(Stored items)
##############################

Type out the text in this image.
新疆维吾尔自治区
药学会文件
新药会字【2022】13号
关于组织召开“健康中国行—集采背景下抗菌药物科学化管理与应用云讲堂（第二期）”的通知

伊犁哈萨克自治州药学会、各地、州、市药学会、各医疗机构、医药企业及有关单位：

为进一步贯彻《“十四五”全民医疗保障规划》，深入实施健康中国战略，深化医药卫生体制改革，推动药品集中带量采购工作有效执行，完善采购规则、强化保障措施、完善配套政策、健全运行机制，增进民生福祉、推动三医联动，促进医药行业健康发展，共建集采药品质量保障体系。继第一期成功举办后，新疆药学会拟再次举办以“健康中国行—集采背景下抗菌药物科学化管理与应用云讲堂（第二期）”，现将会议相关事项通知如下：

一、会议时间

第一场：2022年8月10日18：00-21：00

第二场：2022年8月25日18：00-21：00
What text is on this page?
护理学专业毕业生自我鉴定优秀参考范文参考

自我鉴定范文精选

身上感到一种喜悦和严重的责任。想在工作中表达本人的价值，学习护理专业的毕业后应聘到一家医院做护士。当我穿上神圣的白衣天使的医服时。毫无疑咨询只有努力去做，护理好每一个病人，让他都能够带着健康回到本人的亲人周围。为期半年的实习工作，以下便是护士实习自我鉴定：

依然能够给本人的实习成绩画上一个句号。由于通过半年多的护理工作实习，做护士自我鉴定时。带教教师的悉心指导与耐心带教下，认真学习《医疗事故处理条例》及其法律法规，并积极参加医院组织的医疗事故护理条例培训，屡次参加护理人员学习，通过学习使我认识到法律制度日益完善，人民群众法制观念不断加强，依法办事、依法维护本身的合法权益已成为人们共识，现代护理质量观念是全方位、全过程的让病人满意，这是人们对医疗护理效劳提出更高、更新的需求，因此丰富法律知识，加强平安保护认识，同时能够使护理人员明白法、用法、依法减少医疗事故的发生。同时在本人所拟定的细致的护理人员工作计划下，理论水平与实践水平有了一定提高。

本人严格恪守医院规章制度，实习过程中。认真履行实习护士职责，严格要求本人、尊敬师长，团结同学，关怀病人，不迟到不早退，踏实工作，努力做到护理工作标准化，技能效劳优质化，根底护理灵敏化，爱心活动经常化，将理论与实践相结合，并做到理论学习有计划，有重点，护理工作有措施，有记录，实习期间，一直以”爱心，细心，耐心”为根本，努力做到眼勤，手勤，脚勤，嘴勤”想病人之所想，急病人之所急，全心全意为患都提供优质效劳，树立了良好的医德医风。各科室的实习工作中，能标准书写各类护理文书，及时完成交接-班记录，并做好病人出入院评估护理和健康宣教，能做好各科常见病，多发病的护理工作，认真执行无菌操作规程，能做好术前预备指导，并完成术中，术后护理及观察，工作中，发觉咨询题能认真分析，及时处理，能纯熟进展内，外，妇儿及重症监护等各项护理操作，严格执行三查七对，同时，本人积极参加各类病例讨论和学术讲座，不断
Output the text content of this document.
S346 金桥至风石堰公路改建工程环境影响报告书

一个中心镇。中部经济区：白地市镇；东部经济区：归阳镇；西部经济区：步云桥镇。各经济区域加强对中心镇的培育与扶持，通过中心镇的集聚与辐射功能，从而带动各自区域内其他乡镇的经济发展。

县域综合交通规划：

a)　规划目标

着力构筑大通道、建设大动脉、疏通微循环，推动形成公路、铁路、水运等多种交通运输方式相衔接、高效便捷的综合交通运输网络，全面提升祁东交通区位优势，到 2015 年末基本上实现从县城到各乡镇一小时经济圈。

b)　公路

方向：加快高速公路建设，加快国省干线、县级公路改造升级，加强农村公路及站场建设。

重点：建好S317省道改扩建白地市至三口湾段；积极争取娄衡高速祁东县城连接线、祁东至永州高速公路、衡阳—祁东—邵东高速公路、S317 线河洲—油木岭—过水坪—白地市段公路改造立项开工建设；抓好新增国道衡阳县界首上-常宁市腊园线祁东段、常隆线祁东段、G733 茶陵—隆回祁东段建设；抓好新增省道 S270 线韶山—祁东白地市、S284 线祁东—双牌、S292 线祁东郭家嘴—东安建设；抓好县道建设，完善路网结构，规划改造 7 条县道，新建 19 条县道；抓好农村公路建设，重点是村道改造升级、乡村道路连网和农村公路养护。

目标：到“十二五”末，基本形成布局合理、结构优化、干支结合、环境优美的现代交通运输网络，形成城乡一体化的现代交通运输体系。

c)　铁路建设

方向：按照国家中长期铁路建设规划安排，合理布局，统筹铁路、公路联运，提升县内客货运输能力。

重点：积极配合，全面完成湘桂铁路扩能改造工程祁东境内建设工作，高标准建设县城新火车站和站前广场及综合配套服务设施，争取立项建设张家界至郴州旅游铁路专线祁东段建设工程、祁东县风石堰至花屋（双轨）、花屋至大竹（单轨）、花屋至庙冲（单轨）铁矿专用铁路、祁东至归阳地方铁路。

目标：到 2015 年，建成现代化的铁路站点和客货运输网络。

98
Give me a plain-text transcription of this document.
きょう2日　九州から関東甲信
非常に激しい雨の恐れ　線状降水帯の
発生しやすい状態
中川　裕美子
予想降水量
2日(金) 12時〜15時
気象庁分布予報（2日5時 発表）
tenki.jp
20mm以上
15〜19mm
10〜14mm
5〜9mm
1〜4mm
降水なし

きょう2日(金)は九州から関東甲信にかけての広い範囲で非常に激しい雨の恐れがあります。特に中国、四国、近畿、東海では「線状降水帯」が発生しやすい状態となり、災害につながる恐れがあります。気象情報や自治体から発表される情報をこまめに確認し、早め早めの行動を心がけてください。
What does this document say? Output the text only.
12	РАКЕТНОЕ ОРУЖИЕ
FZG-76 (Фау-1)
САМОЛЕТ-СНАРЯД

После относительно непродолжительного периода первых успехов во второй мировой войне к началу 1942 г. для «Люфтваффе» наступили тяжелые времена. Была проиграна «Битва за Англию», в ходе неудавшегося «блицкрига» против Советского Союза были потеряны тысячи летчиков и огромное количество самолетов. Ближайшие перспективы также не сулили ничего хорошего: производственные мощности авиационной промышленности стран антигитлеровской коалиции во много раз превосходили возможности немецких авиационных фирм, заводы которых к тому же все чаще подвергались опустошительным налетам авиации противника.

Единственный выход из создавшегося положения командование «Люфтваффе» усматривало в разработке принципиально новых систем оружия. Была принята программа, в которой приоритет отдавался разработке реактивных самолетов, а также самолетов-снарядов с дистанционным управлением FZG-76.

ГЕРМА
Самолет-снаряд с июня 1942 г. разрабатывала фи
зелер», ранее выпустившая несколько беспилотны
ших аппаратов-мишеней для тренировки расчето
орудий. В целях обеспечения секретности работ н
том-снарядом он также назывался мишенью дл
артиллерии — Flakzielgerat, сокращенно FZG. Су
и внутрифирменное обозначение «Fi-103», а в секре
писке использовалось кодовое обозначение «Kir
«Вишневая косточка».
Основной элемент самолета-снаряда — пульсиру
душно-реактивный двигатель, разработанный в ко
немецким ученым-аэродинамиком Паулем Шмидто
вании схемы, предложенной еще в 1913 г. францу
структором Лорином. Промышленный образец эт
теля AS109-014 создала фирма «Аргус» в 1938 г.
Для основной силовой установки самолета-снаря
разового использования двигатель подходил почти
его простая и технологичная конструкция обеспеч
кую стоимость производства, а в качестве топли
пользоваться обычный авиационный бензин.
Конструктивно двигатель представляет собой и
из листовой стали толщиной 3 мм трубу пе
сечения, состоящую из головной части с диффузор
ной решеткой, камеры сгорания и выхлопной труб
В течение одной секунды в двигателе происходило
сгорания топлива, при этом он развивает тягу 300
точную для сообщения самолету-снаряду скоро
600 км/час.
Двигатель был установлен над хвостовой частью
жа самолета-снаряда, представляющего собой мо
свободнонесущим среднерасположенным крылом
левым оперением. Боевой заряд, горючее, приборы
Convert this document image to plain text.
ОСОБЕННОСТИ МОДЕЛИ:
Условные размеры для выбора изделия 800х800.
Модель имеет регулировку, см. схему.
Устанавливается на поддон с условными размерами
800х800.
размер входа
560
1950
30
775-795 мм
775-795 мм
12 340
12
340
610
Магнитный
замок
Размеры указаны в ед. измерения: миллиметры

##############################

### The task
Reproduce precisely the span of lines that begins at the line containing "Convert this document image to plain text." and ends with the last line of the listing.

### Solution to this exercise
Convert this document image to plain text.
ОСОБЕННОСТИ МОДЕЛИ:
Условные размеры для выбора изделия 800х800.
Модель имеет регулировку, см. схему.
Устанавливается на поддон с условными размерами
800х800.
размер входа
560
1950
30
775-795 мм
775-795 мм
12 340
12
340
610
Магнитный
замок
Размеры указаны в ед. измерения: миллиметры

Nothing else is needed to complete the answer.